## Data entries
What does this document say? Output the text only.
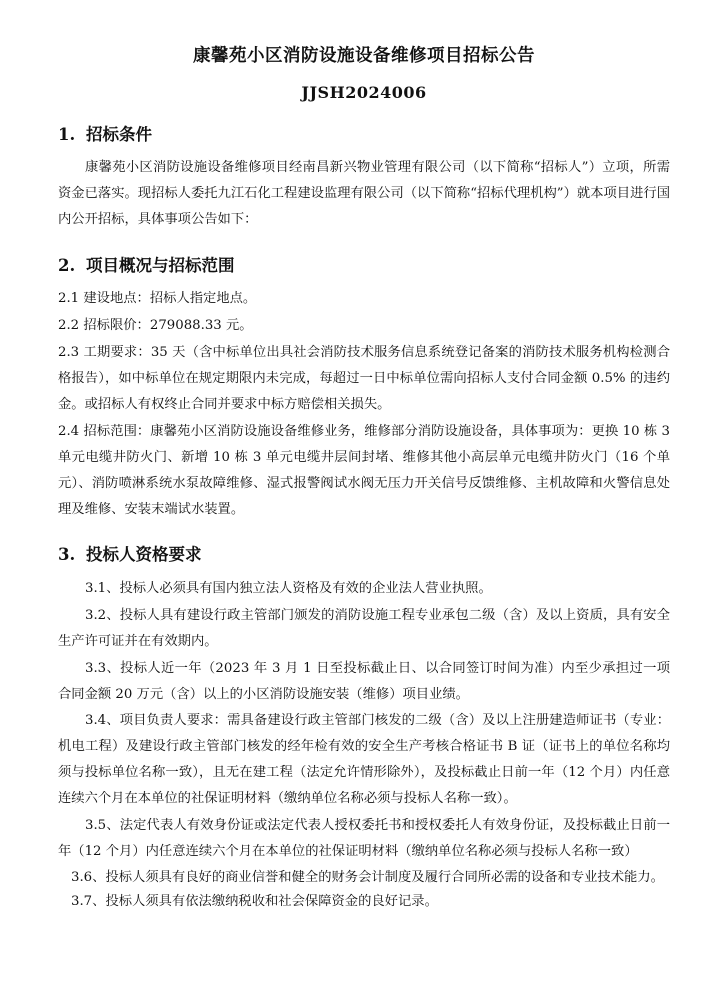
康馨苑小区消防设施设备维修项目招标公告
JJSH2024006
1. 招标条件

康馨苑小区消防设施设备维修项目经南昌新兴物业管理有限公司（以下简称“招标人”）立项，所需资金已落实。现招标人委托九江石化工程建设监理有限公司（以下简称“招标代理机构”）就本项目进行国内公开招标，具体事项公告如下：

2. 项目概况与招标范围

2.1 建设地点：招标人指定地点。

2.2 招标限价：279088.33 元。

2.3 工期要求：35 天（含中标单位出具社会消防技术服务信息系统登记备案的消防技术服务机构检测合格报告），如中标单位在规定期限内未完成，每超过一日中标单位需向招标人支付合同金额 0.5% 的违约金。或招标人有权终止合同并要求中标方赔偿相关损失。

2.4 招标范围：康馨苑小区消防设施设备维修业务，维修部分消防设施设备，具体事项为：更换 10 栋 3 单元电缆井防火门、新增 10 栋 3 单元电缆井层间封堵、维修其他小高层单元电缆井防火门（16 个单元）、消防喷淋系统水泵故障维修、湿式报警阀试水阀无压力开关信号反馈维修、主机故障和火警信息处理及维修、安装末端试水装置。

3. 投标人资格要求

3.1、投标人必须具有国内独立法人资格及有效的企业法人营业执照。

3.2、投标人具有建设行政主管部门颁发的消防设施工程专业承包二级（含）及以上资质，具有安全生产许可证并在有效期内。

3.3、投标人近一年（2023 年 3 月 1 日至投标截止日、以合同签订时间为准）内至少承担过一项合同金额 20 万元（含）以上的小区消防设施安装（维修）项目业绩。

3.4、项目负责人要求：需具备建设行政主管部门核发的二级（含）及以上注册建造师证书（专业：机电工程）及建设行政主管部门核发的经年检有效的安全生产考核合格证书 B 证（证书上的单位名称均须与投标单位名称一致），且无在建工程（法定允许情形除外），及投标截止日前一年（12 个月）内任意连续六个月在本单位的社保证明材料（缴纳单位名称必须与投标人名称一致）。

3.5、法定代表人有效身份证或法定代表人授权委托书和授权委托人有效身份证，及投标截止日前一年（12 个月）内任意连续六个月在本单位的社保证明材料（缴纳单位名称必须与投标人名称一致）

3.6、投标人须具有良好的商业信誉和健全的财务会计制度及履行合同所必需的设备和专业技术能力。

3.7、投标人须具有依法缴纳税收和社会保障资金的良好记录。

==

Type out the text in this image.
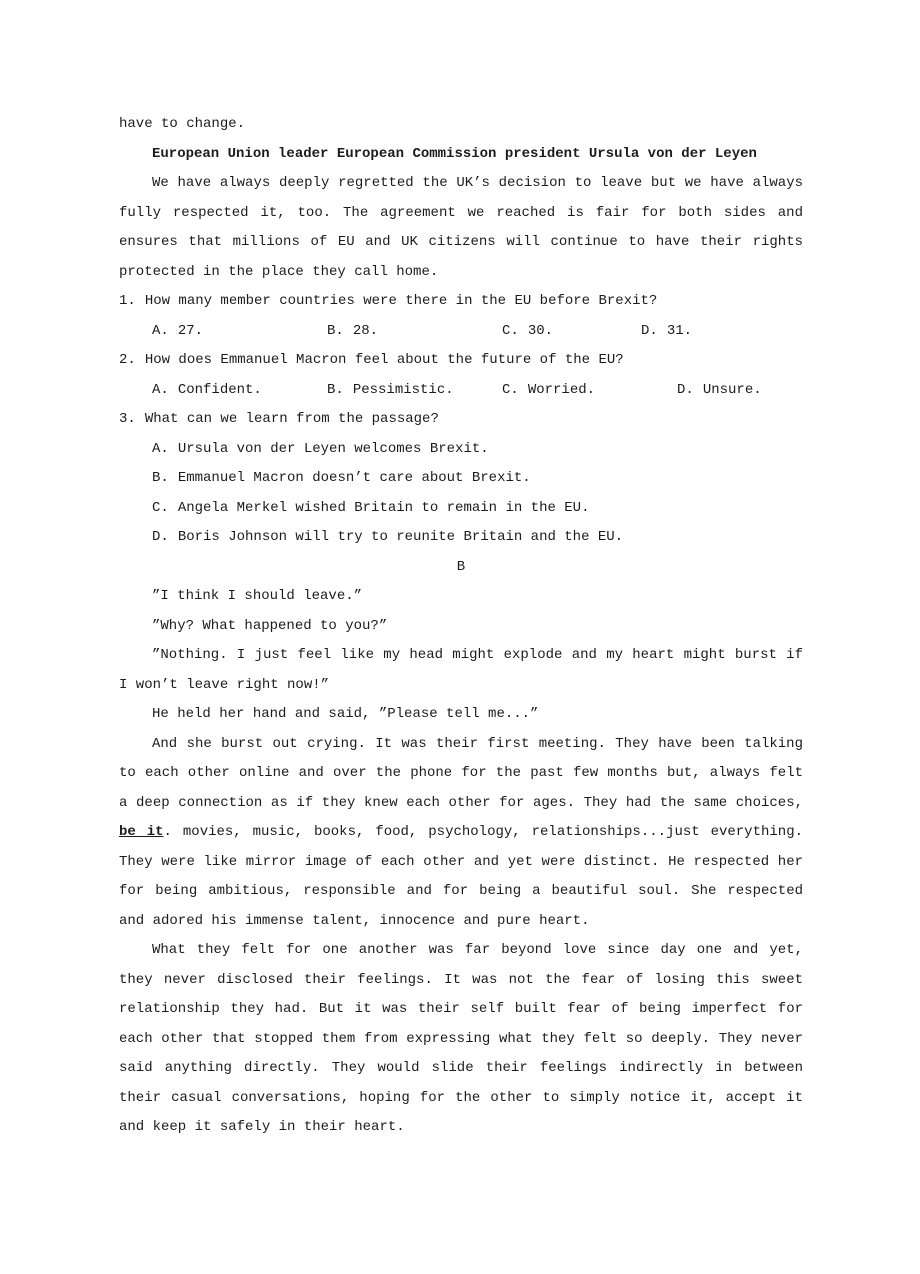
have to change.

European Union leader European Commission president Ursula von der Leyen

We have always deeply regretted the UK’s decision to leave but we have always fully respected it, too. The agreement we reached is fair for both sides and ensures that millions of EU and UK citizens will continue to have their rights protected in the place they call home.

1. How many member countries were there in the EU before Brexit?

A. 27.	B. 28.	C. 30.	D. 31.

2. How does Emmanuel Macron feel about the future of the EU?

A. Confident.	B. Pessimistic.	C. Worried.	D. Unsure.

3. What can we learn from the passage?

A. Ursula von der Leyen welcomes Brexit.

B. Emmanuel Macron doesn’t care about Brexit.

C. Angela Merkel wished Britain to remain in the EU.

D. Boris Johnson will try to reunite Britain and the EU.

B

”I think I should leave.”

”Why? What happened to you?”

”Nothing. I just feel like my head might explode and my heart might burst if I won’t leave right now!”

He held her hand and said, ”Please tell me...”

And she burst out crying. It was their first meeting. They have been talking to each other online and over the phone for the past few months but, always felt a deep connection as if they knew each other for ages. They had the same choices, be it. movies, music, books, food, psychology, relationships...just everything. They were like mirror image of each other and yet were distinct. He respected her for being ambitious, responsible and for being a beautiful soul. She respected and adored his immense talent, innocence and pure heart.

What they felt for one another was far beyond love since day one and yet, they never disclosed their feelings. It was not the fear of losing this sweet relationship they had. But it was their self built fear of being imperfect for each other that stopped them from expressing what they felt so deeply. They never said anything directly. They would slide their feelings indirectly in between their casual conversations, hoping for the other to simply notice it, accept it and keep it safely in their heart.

...

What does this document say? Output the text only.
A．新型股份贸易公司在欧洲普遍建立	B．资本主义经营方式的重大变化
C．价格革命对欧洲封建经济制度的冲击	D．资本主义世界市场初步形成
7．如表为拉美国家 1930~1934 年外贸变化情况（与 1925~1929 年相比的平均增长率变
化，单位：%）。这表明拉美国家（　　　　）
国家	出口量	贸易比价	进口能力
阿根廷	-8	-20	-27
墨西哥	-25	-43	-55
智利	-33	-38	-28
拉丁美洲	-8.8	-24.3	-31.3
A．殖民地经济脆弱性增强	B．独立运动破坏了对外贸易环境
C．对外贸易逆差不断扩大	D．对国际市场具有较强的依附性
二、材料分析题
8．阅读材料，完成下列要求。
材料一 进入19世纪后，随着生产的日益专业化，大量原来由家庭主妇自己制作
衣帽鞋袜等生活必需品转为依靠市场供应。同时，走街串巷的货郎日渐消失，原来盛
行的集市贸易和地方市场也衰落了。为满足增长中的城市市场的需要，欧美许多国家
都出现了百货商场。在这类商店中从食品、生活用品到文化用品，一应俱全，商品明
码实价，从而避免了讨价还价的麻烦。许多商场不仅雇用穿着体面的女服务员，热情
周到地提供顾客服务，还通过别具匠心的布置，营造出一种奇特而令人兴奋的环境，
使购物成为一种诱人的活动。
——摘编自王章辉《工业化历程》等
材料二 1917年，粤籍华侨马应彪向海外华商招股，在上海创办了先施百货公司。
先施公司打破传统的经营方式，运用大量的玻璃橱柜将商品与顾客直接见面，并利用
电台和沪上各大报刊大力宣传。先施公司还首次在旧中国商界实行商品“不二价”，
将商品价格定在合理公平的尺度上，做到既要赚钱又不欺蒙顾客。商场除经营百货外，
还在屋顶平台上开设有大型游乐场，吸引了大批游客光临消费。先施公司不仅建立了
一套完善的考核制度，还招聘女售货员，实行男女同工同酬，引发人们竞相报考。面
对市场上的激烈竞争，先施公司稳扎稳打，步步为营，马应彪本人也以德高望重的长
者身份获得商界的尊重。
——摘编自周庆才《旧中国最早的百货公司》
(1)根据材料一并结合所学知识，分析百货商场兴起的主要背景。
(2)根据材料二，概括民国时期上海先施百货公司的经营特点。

## Objective
From the data above, work out how many lines hold "like". Answer with the number alone.

## Finished exercise
2